begin
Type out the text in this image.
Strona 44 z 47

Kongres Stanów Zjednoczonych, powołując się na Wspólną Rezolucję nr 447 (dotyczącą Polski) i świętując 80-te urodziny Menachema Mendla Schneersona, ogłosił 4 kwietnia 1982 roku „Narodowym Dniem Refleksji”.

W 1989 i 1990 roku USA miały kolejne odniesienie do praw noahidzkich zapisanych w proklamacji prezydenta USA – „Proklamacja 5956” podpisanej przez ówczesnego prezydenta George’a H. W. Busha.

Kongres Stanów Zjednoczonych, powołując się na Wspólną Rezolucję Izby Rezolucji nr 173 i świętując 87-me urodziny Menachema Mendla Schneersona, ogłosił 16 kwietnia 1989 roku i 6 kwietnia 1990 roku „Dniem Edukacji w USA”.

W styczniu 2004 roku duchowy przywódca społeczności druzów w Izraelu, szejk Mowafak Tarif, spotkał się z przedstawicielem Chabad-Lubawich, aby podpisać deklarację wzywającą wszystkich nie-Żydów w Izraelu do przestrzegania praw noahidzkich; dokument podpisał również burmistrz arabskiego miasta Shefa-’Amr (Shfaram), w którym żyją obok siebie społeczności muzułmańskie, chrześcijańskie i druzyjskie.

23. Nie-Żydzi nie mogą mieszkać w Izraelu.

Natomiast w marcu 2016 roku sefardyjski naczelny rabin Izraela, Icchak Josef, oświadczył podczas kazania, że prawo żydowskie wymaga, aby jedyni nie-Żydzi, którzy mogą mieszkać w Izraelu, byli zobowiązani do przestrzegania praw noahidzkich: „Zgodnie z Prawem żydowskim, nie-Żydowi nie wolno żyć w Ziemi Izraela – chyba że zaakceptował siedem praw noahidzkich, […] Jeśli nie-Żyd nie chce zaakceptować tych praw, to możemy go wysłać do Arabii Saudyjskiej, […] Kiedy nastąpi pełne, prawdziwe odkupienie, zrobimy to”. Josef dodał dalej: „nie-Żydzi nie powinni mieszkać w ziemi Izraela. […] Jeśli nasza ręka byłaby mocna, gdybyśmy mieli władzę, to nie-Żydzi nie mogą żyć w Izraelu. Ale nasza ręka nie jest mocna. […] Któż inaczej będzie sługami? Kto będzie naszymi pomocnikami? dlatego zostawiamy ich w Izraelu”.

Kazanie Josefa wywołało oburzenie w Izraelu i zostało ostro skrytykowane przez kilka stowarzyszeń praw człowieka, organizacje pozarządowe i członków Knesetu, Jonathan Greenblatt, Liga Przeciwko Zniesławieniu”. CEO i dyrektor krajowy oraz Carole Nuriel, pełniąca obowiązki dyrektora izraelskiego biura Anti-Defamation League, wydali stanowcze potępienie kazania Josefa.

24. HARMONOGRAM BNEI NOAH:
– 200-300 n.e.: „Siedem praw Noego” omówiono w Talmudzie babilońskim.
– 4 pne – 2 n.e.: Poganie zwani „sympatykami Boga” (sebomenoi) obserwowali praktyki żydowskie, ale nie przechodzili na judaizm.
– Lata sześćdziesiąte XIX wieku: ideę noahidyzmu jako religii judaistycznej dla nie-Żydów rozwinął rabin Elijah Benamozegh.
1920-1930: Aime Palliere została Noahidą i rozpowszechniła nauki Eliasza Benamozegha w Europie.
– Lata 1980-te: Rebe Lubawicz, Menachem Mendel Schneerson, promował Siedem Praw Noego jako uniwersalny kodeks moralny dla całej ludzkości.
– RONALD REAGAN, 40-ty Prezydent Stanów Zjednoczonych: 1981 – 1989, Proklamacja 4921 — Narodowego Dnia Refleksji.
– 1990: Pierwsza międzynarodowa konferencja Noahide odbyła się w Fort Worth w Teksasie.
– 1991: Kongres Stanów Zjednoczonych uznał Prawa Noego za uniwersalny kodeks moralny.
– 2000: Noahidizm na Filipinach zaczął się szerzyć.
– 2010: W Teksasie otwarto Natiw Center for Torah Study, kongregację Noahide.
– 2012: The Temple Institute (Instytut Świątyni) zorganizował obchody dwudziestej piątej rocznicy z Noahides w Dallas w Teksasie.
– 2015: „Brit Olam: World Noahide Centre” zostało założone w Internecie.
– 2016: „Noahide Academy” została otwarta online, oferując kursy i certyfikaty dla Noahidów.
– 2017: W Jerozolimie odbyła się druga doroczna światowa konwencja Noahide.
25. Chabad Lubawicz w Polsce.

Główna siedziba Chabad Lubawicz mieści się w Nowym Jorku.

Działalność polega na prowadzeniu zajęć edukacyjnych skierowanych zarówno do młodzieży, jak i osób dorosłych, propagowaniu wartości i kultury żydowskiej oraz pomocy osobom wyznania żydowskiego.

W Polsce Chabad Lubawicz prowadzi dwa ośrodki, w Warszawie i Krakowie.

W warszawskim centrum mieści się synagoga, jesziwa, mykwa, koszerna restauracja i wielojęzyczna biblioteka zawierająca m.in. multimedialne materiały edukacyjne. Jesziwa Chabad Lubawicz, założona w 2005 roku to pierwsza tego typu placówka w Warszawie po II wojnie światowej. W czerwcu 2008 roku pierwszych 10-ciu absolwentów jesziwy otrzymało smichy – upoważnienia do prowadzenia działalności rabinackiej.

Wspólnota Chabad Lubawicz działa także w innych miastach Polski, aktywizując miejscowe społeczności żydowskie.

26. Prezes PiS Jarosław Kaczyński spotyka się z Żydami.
end
Go through the material above and copy each line that has the word "odbyła".

* Output for this task:
– 1990: Pierwsza międzynarodowa konferencja Noahide odbyła się w Fort Worth w Teksasie.
– 2017: W Jerozolimie odbyła się druga doroczna światowa konwencja Noahide.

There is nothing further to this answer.